PROBLEM REQUIREMENTS: Nothing in the data should change when you return it, but leave the pictures out.

EXERCISE MATERIAL:
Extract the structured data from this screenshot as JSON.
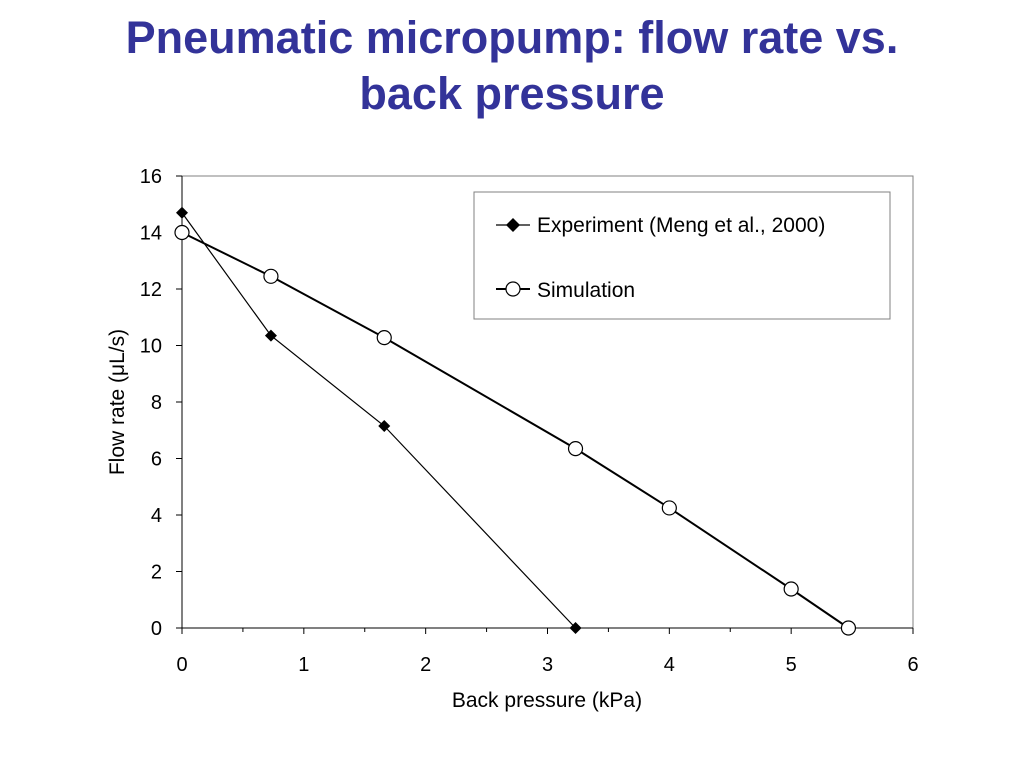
{
  "slide": {
    "title_line1": "Pneumatic micropump: flow rate vs.",
    "title_line2": "back pressure"
  },
  "chart_data": {
    "type": "scatter",
    "title": "Pneumatic micropump: flow rate vs. back pressure",
    "xlabel": "Back pressure (kPa)",
    "ylabel": "Flow rate (μL/s)",
    "xlim": [
      0,
      6
    ],
    "ylim": [
      0,
      16
    ],
    "x_ticks": [
      0,
      1,
      2,
      3,
      4,
      5,
      6
    ],
    "y_ticks": [
      0,
      2,
      4,
      6,
      8,
      10,
      12,
      14,
      16
    ],
    "grid": false,
    "legend_position": "top-right",
    "series": [
      {
        "name": "Experiment (Meng et al., 2000)",
        "marker": "filled-diamond",
        "line": "thin",
        "color": "#000000",
        "x": [
          0,
          0.73,
          1.66,
          3.23
        ],
        "y": [
          14.7,
          10.35,
          7.15,
          0.0
        ]
      },
      {
        "name": "Simulation",
        "marker": "open-circle",
        "line": "thick",
        "color": "#000000",
        "x": [
          0,
          0.73,
          1.66,
          3.23,
          4.0,
          5.0,
          5.47
        ],
        "y": [
          14.0,
          12.45,
          10.28,
          6.35,
          4.25,
          1.38,
          0.0
        ]
      }
    ]
  }
}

RESULT OF THIS TASK:
Extract the structured data from this screenshot as JSON.
{
  "slide": {
    "title_line1": "Pneumatic micropump: flow rate vs.",
    "title_line2": "back pressure"
  },
  "chart_data": {
    "type": "scatter",
    "title": "Pneumatic micropump: flow rate vs. back pressure",
    "xlabel": "Back pressure (kPa)",
    "ylabel": "Flow rate (μL/s)",
    "xlim": [
      0,
      6
    ],
    "ylim": [
      0,
      16
    ],
    "x_ticks": [
      0,
      1,
      2,
      3,
      4,
      5,
      6
    ],
    "y_ticks": [
      0,
      2,
      4,
      6,
      8,
      10,
      12,
      14,
      16
    ],
    "grid": false,
    "legend_position": "top-right",
    "series": [
      {
        "name": "Experiment (Meng et al., 2000)",
        "marker": "filled-diamond",
        "line": "thin",
        "color": "#000000",
        "x": [
          0,
          0.73,
          1.66,
          3.23
        ],
        "y": [
          14.7,
          10.35,
          7.15,
          0.0
        ]
      },
      {
        "name": "Simulation",
        "marker": "open-circle",
        "line": "thick",
        "color": "#000000",
        "x": [
          0,
          0.73,
          1.66,
          3.23,
          4.0,
          5.0,
          5.47
        ],
        "y": [
          14.0,
          12.45,
          10.28,
          6.35,
          4.25,
          1.38,
          0.0
        ]
      }
    ]
  }
}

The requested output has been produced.